>> Start SOURCE EXCERPT
We know that the calculation of a third-order determinant is quite long. The number of operations is high and it will be even higher when fourth-order determinants or larger must be calculated.

We also know that Sarrus' rule is valid only for the calculation of third-order determinants. Let’s now see a more general method.

Let's start with some examples of $$3 \times 3$$ determinants to see if your intuition helps you to find the general rule for calculating determinants.
>> End SOURCE EXCERPT
*THE TASKS:*
1. From the determinants excerpt, reproduce everything from "Let's start with" down to "for calculating determinants." without changing a word.
2. Using the determinants excerpt, answer each of these on its own line:
(a) Which rule holds only for calculating third-order determinants?
(b) What grows even higher when fourth-order or larger determinants must be calculated?
(c) What size of determinant do the opening examples use?
The material after the determinants excerpt plays no part in what is asked.
>> Start DATASET SECTION
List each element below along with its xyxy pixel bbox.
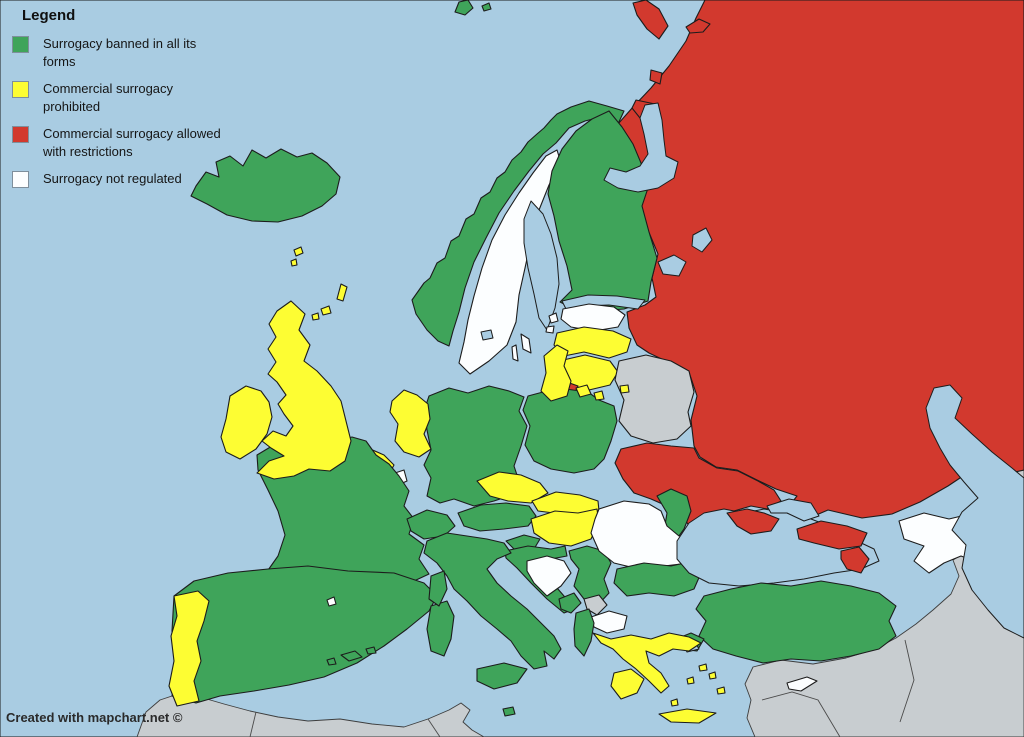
>> End DATASET SECTION
*WORKED ANSWERS:*
1.
Let's start with some examples of $$3 \times 3$$ determinants to see if your intuition helps you to find the general rule for calculating determinants.

2.
(a) Sarrus' rule
(b) The number of operations
(c) 3 × 3